* BEGIN *

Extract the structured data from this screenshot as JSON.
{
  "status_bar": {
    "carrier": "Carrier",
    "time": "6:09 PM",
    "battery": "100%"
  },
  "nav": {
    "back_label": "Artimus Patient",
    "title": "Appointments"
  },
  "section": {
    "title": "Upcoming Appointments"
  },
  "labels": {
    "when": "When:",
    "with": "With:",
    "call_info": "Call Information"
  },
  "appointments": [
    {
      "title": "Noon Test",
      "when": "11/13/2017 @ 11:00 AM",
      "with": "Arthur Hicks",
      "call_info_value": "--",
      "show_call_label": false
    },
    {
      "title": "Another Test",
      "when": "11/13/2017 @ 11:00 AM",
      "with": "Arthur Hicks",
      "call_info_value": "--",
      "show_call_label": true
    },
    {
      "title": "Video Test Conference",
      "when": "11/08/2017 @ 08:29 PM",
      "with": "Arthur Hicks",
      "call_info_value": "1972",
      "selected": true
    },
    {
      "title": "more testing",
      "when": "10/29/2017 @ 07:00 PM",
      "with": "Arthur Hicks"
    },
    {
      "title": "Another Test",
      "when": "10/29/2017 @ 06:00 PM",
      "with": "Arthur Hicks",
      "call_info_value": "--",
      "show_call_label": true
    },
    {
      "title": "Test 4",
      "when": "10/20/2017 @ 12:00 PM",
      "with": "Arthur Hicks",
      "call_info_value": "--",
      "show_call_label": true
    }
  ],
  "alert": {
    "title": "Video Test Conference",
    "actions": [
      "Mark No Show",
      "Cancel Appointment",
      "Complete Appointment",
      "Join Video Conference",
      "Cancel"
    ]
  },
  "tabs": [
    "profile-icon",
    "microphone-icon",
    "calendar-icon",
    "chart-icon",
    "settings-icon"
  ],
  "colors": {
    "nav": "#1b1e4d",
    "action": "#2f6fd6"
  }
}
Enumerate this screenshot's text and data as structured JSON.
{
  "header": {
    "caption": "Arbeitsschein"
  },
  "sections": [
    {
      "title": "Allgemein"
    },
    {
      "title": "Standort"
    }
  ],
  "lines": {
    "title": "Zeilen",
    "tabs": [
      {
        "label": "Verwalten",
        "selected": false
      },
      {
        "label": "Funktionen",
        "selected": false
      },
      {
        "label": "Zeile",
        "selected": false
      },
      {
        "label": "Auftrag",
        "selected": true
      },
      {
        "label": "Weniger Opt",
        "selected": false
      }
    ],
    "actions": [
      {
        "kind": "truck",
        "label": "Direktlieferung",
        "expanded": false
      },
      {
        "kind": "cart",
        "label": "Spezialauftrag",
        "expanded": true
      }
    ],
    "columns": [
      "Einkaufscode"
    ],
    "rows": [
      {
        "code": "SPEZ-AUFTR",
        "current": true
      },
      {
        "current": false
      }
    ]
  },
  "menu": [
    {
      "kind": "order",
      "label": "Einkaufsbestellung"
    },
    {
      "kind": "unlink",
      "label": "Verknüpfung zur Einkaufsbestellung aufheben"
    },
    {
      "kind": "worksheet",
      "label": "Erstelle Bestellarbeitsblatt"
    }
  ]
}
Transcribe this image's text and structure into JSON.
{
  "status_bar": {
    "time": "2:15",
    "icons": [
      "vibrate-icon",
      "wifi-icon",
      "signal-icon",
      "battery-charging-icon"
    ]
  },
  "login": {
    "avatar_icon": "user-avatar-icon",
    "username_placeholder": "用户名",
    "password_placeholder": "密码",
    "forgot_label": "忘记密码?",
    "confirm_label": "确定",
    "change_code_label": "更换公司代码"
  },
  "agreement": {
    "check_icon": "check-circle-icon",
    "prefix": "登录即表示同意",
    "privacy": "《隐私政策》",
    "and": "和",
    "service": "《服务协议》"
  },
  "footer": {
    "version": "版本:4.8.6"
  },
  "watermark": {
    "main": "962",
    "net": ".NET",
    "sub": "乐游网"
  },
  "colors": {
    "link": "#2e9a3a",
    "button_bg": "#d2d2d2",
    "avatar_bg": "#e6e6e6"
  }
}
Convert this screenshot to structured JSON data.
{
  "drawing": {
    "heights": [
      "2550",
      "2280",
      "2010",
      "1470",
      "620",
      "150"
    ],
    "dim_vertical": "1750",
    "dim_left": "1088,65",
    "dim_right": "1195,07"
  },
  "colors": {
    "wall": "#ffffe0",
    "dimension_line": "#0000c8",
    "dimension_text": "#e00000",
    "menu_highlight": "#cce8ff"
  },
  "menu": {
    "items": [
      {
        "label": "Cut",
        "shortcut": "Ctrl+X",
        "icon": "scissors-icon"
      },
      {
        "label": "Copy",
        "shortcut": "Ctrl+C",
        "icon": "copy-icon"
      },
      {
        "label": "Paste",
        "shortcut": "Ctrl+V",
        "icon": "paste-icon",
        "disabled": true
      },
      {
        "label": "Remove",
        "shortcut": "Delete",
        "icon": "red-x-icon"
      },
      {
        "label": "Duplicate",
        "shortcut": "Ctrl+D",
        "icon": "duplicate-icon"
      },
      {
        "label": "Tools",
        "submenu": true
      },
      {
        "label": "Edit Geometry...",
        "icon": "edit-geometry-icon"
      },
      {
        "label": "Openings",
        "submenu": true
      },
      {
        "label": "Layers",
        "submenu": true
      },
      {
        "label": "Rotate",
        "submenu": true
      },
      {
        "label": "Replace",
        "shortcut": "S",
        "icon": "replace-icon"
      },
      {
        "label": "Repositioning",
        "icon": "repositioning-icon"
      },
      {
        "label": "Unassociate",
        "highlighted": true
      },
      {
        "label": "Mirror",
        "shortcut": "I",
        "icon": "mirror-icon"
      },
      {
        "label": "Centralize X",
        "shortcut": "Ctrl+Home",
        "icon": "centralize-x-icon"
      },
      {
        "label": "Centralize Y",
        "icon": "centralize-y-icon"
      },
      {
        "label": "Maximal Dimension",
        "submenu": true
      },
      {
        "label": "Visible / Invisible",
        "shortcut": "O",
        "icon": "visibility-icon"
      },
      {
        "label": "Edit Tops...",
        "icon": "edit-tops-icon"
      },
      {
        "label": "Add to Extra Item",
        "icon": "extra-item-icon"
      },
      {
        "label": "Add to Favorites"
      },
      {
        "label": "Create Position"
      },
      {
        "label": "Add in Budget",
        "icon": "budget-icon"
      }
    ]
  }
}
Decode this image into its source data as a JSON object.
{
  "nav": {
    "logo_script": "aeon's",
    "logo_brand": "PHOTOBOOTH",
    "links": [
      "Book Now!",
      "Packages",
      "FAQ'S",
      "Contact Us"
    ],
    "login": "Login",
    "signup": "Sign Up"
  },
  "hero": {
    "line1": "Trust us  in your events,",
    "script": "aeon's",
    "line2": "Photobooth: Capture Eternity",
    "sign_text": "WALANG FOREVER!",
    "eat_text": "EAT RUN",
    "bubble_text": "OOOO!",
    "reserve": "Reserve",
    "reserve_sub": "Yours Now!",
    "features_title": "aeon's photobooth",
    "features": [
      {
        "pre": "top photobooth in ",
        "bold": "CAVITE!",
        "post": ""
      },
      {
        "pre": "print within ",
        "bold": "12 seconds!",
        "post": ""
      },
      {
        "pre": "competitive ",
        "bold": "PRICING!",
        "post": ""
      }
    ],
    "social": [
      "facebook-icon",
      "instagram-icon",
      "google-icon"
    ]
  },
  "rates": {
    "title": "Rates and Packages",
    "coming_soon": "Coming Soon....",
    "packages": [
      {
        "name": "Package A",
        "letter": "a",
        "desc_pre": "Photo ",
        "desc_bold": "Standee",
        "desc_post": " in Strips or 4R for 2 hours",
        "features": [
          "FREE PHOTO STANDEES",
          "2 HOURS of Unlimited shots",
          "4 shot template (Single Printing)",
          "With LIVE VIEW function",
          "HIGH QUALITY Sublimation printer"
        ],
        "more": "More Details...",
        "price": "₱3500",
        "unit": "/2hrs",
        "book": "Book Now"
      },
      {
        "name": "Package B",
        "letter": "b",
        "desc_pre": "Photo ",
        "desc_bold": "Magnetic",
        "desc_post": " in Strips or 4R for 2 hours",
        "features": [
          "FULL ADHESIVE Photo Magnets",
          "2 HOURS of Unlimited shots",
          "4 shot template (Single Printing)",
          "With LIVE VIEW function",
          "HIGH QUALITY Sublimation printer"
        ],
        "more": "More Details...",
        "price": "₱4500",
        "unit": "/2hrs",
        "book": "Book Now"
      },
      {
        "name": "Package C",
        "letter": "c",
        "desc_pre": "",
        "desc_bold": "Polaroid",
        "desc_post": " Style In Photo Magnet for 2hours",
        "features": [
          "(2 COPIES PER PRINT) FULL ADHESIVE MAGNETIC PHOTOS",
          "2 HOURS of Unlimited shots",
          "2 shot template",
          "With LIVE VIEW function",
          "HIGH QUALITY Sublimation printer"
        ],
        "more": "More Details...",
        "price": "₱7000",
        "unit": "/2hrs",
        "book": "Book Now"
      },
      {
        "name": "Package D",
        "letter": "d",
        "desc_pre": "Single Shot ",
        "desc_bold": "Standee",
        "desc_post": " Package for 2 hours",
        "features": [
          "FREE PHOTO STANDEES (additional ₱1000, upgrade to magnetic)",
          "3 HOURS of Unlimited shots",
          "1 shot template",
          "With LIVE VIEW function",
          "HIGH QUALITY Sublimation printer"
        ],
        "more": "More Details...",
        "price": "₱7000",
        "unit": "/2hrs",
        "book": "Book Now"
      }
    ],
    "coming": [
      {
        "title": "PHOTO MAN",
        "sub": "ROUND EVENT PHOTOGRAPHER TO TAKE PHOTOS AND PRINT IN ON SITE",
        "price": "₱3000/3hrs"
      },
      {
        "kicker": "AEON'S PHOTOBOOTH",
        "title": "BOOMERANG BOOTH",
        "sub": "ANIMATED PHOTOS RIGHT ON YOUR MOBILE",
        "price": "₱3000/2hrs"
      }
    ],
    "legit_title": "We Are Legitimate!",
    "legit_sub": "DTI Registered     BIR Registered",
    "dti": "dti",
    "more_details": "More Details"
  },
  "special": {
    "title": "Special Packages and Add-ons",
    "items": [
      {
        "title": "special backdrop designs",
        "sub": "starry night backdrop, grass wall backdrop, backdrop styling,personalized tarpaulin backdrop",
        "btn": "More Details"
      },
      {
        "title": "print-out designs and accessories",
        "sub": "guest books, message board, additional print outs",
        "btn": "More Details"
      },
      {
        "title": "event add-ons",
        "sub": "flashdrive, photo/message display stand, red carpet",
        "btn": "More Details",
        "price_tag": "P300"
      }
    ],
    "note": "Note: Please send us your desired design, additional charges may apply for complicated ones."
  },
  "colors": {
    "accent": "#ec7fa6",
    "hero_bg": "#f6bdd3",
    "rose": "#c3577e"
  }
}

* END *

== TASK INSTRUCTIONS ==
Check each line of the entries above, and show every one holding the word "FULL".

== RESULT OF THE TASK ==
          "FULL ADHESIVE Photo Magnets",
          "(2 COPIES PER PRINT) FULL ADHESIVE MAGNETIC PHOTOS",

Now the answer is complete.